**EXERCISE REQUIREMENTS**:
1. What does the optical fiber patent text identify as a major source of long-term sensor instability?
2. Please list the title of every patent application mentioned in the optical fiber patent text.

**PAGE**:

++++++++++++++++++++

Optical Fiber Outer Dimension Variation
Cross References to Related Applications
Copending U.S. Patent Applications, Serial No. (Cidra Docket No. CC- 0058), entitled "Optical Fiber Bulge", and Serial No. (Cidra Docket No. CC-
0080), entitled "Creep-Resistant Optical Fiber Attachment", both filed contemporaneously herewith, contain subject matter related to that disclosed herein.
Technical Field
This invention relates to optical fibers and more particularly to optical fiber outer dimension variations.
Background Art Sensors for the measurement of various physical parameters such as pressure and temperature often rely on the transmission of strain from an elastic structure (e.g., a diaphragm, bellows, etc.) to a sensing element. In a pressure sensor, the sensing element may be bonded to the elastic structure with a suitable adhesive. It is also known that the attachment of the sensing element to the elastic structure can be a large source of error if the attachment is not highly stable. In the case of sensors which measure static or very slowly changing parameters, the long term stability of the attachment to the structure is extremely important. A major source of such long term sensor instability is a phenomenon known as "creep", i.e., change in strain on the sensing element with no change in applied load on the elastic structure, which results in a DC shift or drift error in the sensor signal.
Certain types of fiber optic sensors for measuring static and/or quasi- static parameters require a highly stable, very low creep attachment of the optical fiber to the elastic structure. One example of a fiber optic based sensor is that described in U.S. Patent application Serial No. 08/925,598 entitled "High
Sensitivity Fiber Optic Pressure Sensor for Use in Harsh Environments" to Robert J. Maron, which is incorporated herein by reference in its entirety. In that case, an optical fiber is attached to a compressible bellows at one location along the fiber and to a rigid structure at a second location along the fiber with a Bragg grating embedded within the fiber between these two fiber attachment locations. As the bellows is compressed due to an external pressure change, the strain on the fiber grating changes, which changes the wavelength of light reflected by the grating. If the attachment of the fiber to the structure is not stable, the fiber may move (or creep) relative to the structure it is attached to, and the aforementioned measurement inaccuracies occur.

++++++++++++++++++++

**RECORD LIST**:
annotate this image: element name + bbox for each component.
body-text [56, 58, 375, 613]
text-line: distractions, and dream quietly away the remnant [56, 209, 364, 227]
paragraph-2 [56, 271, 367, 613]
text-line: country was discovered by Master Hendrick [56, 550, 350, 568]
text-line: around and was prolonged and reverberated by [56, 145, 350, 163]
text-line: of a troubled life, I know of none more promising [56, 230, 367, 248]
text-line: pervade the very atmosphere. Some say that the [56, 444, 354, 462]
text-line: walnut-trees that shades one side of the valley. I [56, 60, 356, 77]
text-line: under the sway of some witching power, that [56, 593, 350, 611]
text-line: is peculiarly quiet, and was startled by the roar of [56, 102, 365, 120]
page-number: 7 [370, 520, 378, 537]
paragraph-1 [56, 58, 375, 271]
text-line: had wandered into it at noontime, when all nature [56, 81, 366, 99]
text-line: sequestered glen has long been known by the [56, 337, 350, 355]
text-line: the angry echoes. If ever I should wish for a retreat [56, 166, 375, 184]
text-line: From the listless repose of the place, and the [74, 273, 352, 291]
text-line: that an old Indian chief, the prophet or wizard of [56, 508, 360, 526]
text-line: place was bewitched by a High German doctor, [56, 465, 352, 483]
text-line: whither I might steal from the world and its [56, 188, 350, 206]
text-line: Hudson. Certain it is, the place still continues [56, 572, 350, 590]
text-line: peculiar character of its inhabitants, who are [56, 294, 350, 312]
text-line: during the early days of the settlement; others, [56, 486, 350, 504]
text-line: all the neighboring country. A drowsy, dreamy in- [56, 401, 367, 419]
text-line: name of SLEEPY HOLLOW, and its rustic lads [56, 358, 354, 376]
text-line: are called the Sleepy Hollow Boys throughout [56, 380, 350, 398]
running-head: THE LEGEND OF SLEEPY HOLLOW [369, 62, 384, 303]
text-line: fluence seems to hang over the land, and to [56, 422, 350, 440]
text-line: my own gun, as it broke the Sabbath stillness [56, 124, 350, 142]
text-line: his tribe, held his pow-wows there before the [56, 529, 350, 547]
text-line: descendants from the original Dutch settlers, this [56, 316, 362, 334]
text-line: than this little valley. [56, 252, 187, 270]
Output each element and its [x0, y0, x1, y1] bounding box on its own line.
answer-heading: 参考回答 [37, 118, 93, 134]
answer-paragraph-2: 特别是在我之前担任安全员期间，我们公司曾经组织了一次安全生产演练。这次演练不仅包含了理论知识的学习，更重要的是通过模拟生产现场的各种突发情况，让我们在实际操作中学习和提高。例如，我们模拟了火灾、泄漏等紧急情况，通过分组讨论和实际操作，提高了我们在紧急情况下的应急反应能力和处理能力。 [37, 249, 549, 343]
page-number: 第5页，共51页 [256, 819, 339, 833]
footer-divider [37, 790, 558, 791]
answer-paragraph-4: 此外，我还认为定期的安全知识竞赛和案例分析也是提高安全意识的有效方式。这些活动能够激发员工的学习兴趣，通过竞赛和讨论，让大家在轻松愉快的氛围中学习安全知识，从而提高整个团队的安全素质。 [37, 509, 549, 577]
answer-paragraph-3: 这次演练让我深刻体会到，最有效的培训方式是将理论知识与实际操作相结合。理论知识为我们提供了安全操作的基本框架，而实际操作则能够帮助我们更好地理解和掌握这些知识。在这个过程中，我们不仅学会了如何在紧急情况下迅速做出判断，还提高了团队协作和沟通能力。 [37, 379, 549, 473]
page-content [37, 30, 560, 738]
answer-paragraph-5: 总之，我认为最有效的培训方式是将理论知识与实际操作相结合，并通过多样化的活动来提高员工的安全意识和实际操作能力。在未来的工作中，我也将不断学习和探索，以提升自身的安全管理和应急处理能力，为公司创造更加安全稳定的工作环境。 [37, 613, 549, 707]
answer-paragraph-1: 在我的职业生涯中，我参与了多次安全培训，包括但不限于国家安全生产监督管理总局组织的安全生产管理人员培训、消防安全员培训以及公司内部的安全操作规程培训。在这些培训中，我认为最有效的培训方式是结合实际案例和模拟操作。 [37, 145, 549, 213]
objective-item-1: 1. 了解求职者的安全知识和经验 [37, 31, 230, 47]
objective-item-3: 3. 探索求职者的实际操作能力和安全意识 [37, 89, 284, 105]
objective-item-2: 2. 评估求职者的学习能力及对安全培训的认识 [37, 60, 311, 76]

++++++++++++++++++++

**OUTPUTS FOR THE TASKS**:
1. Creep, a change in strain on the sensing element with no change in applied load on the elastic structure.

2.
- "Optical Fiber Bulge"
- "Creep-Resistant Optical Fiber Attachment"
- "High Sensitivity Fiber Optic Pressure Sensor for Use in Harsh Environments"